Aim:
For each line below that includes the word "entrepreneurs", make a copy.

Recorded data:
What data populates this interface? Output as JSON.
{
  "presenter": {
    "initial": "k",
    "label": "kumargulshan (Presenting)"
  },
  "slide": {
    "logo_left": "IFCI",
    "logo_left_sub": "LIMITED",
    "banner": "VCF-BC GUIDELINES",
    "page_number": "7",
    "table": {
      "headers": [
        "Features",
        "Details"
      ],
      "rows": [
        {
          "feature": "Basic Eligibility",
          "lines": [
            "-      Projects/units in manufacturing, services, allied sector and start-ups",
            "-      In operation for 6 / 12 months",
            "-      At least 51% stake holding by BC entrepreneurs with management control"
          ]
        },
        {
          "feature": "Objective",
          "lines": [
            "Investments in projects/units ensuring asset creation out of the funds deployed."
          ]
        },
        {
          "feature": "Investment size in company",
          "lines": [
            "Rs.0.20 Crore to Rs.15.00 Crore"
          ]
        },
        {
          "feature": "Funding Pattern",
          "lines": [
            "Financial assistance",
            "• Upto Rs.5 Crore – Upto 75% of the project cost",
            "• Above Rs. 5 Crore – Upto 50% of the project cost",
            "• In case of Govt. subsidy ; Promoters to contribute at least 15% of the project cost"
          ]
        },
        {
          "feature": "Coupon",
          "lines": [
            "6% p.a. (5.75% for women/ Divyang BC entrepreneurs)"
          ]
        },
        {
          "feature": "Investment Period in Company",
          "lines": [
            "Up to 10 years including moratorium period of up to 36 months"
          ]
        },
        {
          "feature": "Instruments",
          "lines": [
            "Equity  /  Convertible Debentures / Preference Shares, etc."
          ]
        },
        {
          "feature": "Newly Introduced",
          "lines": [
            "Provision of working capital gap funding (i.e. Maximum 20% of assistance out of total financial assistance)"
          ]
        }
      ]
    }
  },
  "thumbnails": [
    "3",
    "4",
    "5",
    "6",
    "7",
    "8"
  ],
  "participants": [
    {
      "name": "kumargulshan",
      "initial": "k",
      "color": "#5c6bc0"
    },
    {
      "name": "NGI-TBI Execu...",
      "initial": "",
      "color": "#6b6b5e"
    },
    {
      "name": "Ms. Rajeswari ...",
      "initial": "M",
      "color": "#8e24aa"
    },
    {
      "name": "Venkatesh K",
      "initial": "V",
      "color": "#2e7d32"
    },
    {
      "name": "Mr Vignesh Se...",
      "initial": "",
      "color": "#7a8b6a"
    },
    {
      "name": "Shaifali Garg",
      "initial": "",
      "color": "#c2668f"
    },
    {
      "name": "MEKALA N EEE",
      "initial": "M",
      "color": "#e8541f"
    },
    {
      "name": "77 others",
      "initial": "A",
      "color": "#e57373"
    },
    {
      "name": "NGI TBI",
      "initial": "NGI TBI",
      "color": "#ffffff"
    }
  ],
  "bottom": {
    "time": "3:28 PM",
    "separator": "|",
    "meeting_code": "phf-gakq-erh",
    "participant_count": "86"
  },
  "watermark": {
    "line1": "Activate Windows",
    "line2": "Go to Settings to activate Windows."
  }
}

Full solution:
            "-      At least 51% stake holding by BC entrepreneurs with management control"
            "6% p.a. (5.75% for women/ Divyang BC entrepreneurs)"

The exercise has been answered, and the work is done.